[Chart and figure data]
--- Start ---

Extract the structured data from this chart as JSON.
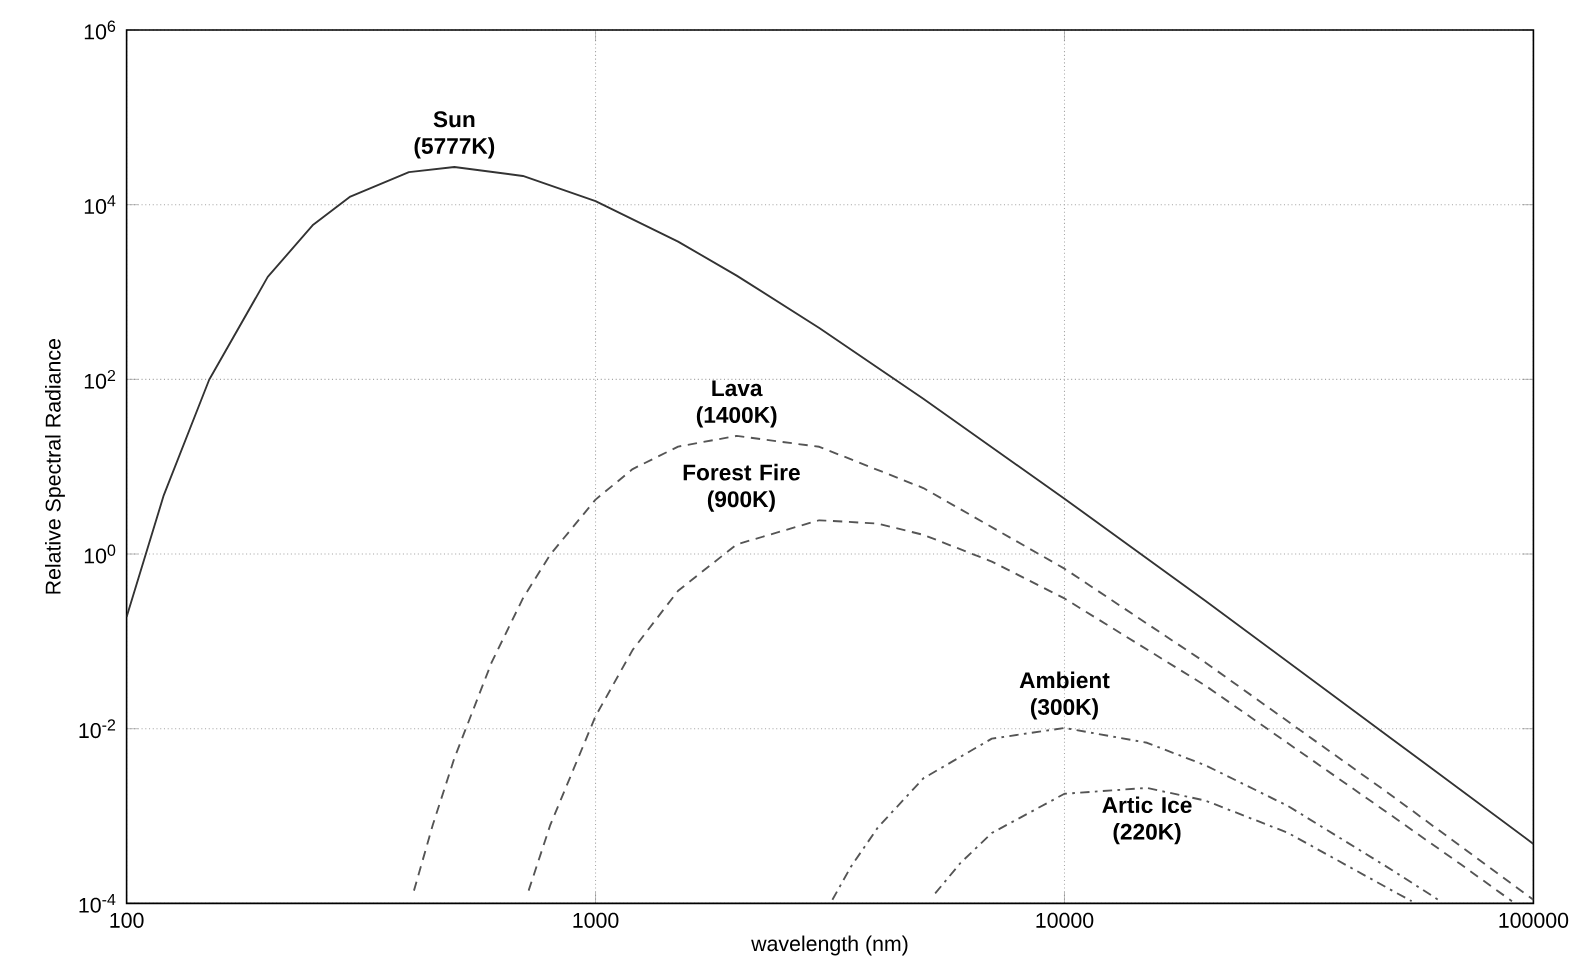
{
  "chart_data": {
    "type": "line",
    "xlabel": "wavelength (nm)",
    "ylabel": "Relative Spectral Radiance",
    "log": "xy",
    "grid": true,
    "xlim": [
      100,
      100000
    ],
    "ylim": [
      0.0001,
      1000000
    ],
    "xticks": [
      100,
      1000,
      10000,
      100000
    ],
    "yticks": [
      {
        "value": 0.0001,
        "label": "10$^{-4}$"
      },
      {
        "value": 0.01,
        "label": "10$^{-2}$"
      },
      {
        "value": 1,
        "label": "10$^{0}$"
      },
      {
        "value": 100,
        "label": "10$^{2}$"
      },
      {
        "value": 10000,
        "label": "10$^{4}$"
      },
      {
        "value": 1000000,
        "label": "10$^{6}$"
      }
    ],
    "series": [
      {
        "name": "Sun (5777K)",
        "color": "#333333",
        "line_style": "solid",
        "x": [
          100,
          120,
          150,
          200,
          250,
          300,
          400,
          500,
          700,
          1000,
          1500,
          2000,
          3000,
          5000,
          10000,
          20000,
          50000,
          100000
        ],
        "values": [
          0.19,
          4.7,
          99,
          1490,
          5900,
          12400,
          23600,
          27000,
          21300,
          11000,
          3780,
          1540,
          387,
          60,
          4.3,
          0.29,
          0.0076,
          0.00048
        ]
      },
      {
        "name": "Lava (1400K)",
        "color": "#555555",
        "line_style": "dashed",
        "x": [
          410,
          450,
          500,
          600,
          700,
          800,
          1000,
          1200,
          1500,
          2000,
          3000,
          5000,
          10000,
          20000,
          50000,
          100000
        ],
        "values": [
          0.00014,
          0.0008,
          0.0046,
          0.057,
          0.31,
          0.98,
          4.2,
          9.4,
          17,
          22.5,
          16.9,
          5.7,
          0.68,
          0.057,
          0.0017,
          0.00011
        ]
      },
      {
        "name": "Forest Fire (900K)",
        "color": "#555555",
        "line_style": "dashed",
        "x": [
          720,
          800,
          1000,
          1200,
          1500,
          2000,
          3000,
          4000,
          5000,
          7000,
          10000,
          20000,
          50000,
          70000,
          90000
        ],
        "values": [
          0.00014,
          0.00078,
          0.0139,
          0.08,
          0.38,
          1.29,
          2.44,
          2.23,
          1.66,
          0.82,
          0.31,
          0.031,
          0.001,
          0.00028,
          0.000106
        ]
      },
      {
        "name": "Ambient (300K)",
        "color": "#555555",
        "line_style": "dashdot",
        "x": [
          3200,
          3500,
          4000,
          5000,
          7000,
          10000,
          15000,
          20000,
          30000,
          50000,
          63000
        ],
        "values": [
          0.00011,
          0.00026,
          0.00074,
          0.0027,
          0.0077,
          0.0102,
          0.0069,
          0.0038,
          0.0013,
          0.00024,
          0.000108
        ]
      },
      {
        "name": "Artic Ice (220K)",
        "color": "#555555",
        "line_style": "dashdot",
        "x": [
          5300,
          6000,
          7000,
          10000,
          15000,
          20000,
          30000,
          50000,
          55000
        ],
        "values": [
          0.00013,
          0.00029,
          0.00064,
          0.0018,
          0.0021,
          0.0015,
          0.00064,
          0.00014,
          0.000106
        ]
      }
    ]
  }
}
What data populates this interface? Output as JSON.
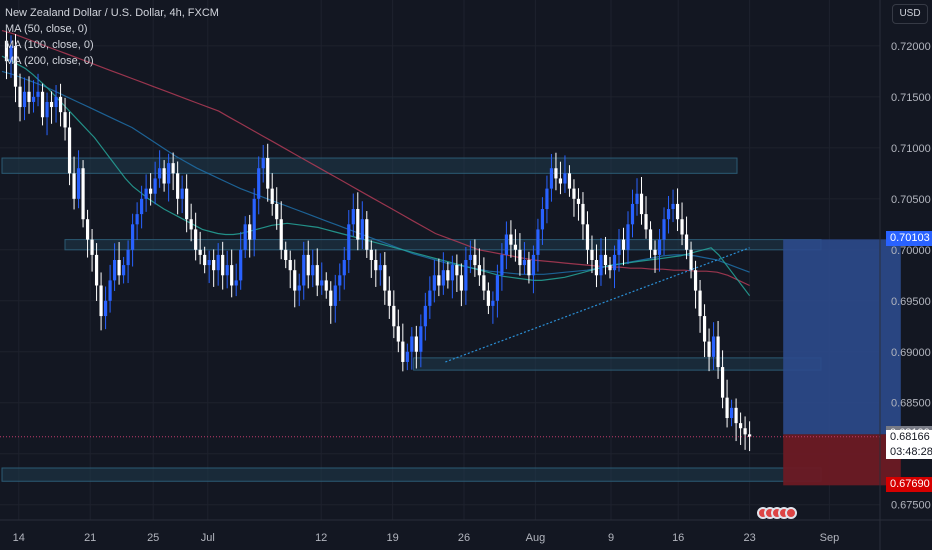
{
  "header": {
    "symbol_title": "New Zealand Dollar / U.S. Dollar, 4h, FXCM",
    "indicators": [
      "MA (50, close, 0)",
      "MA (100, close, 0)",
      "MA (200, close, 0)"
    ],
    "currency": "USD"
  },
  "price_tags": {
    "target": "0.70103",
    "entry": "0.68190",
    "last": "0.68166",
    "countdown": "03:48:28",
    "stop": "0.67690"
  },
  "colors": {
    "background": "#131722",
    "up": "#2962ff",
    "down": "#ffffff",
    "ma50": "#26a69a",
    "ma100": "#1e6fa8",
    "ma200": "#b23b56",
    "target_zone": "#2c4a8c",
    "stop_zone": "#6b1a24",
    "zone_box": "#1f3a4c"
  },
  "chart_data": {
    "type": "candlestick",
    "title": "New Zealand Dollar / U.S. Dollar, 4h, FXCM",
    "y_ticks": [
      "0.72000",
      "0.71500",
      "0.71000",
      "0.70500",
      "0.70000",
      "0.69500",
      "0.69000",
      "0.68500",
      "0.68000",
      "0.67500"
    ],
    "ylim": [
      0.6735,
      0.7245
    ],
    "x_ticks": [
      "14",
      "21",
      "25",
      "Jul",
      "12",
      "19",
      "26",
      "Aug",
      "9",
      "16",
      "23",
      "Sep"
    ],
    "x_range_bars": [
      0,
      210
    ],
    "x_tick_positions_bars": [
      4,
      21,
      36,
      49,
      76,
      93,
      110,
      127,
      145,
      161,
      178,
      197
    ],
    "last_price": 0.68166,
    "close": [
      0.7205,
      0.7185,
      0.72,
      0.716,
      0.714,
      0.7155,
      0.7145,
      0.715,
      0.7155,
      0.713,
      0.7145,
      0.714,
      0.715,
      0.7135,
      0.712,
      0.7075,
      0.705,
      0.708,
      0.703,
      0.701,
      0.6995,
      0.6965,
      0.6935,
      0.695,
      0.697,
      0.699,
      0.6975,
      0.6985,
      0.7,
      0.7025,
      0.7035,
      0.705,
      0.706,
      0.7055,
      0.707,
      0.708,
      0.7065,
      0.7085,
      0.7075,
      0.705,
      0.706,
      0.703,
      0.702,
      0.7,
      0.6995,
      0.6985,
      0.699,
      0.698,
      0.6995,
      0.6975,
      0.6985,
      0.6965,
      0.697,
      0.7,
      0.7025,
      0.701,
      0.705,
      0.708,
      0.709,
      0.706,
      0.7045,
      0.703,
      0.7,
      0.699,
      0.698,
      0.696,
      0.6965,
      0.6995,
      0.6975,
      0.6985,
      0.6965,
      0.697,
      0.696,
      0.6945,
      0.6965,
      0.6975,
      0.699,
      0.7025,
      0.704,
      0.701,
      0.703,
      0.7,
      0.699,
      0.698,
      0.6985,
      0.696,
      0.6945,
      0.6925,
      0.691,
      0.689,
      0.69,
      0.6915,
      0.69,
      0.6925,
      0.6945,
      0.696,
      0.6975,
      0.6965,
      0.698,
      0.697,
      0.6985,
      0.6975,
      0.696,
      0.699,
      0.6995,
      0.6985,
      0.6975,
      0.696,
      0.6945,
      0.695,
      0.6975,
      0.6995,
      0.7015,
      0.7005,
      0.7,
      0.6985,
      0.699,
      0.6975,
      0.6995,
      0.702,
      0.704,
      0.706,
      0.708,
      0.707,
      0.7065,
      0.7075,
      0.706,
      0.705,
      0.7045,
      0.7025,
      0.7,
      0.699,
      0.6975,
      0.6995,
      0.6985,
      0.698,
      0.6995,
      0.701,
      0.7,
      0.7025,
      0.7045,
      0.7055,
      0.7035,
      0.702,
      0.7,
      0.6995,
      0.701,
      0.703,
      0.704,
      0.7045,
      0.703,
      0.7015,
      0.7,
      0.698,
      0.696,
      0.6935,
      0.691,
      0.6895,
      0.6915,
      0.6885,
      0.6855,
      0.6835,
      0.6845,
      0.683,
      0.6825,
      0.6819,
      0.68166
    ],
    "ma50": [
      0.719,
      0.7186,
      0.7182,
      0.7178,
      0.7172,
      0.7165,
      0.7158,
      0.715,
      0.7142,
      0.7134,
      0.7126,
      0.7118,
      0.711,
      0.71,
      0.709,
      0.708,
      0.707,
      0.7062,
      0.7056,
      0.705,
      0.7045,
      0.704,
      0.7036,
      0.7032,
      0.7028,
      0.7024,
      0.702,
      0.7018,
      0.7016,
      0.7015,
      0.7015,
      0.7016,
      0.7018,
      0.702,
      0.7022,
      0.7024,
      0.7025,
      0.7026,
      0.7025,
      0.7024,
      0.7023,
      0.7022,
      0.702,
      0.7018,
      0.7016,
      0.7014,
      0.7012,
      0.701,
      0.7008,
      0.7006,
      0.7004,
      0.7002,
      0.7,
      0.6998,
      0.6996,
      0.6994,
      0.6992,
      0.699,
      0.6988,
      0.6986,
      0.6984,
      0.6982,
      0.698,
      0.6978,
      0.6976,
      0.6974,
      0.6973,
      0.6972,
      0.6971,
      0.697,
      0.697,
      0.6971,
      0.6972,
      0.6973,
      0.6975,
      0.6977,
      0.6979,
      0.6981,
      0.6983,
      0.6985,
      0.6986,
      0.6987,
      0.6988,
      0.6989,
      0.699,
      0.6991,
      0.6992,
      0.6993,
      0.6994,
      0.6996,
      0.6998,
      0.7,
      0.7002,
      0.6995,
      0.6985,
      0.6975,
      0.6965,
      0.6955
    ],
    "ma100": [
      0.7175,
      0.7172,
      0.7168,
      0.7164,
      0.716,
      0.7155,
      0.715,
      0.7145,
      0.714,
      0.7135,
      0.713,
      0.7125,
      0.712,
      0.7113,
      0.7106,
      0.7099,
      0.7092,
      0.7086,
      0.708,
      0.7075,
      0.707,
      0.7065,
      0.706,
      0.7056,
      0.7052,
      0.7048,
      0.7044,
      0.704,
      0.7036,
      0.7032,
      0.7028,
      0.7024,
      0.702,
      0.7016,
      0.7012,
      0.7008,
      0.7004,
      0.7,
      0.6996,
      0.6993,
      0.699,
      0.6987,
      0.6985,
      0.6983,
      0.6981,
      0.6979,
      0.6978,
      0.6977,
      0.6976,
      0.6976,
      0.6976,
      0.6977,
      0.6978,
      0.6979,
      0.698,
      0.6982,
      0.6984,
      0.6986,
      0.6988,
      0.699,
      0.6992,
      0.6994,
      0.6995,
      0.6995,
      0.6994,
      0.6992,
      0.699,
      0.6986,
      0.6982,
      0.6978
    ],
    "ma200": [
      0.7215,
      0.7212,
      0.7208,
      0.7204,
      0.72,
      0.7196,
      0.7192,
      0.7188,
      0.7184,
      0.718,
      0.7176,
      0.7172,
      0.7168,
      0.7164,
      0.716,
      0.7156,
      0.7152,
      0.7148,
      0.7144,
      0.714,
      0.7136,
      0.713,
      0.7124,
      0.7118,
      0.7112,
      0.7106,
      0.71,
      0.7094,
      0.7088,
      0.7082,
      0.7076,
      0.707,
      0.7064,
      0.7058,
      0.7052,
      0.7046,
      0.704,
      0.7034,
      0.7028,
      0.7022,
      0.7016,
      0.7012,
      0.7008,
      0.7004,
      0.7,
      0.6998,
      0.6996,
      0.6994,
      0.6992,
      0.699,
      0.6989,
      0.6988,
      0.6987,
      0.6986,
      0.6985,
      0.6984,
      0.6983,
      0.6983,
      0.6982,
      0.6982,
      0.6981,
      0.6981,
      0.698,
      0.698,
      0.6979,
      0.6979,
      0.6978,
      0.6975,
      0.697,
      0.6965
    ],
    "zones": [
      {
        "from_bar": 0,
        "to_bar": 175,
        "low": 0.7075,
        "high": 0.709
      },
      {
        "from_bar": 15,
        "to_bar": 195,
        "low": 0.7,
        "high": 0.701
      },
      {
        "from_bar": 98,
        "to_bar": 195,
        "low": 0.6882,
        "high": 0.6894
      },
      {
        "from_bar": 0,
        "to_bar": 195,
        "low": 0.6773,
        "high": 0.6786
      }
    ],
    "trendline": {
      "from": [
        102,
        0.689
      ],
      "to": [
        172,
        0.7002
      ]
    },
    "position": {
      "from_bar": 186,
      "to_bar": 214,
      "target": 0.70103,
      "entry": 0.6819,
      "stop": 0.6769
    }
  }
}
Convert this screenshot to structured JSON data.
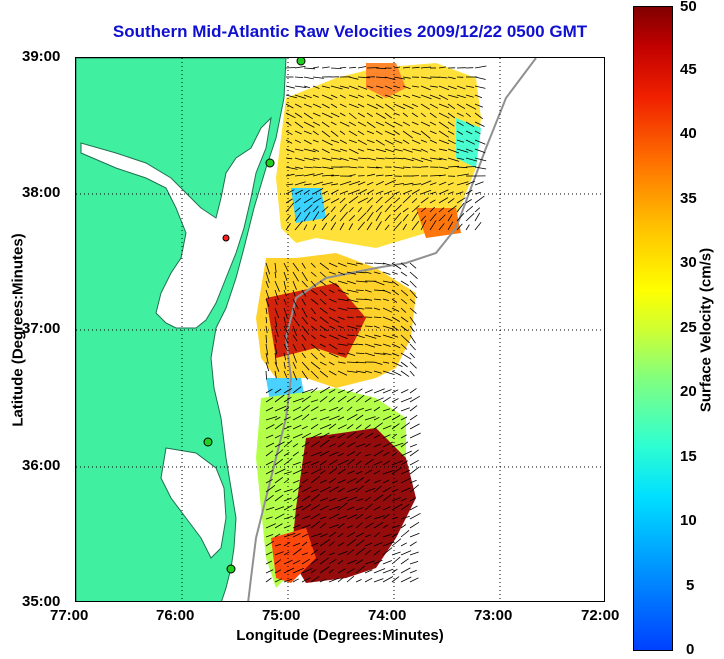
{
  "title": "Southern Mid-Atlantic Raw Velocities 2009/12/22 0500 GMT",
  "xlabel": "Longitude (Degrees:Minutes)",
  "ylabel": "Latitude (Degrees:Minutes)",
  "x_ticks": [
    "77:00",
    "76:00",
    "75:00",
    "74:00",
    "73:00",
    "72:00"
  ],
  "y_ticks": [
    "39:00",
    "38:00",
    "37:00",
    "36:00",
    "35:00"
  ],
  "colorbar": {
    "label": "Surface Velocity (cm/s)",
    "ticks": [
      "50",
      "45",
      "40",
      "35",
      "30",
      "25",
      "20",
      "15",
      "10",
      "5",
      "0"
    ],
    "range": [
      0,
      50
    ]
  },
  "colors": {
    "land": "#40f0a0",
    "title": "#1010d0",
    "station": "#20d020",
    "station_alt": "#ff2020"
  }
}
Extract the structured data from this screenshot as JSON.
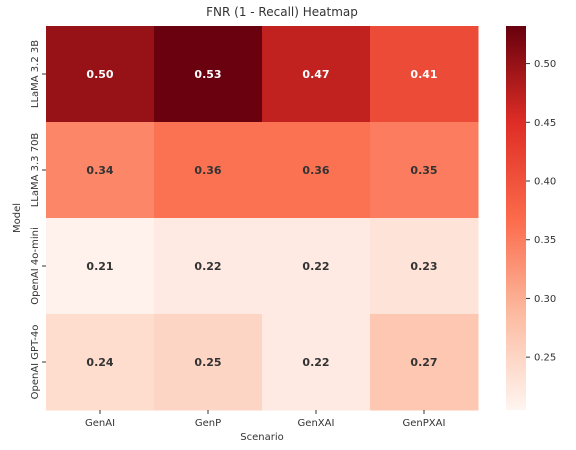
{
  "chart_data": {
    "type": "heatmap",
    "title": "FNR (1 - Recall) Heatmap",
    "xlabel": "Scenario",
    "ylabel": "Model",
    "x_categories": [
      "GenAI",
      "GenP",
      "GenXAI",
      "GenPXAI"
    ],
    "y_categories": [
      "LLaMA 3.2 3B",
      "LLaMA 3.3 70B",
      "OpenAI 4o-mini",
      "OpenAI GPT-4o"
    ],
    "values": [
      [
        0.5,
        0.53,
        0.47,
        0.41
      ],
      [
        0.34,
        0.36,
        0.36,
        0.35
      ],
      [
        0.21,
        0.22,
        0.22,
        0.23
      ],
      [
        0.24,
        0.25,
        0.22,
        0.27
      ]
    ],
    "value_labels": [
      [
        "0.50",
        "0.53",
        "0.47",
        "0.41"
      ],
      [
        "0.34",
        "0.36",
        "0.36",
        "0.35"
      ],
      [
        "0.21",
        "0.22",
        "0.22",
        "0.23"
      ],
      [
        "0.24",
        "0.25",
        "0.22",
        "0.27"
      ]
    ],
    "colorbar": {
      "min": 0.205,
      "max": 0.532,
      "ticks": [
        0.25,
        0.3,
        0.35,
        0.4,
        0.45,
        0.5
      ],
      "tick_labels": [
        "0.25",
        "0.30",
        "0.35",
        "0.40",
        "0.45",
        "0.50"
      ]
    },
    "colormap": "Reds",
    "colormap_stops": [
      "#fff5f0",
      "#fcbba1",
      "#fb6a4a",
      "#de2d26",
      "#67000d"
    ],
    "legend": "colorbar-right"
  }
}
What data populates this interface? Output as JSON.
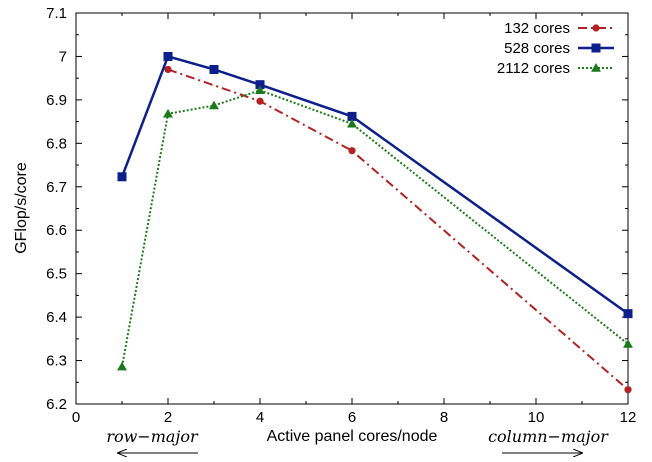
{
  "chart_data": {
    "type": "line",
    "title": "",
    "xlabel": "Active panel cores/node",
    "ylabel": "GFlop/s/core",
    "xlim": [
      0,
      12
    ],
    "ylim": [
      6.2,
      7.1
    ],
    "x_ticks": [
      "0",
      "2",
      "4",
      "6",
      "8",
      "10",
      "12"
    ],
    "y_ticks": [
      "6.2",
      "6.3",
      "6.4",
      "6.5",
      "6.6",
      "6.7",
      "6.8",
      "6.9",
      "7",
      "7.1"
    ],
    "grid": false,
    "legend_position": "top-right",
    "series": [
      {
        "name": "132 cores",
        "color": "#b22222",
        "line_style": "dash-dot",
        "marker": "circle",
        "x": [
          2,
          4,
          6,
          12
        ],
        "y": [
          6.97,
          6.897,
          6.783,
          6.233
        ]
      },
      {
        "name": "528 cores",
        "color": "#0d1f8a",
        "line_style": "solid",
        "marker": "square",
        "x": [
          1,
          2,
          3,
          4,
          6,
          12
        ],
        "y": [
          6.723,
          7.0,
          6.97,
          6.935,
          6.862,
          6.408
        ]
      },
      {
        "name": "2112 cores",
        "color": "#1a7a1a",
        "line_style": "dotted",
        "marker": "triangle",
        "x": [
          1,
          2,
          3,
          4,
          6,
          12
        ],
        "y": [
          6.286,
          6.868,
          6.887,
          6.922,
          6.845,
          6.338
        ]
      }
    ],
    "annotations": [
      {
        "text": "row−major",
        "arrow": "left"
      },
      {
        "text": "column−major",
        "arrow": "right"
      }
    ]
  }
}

--- End ---

**TASK TO CARRY OUT:**
From the records, copy every line that has the string "Dollar" in it.

**SOLUTION BELOW:**
    "symbol_title": "New Zealand Dollar / U.S. Dollar, 4h, FXCM",
    "title": "New Zealand Dollar / U.S. Dollar, 4h, FXCM",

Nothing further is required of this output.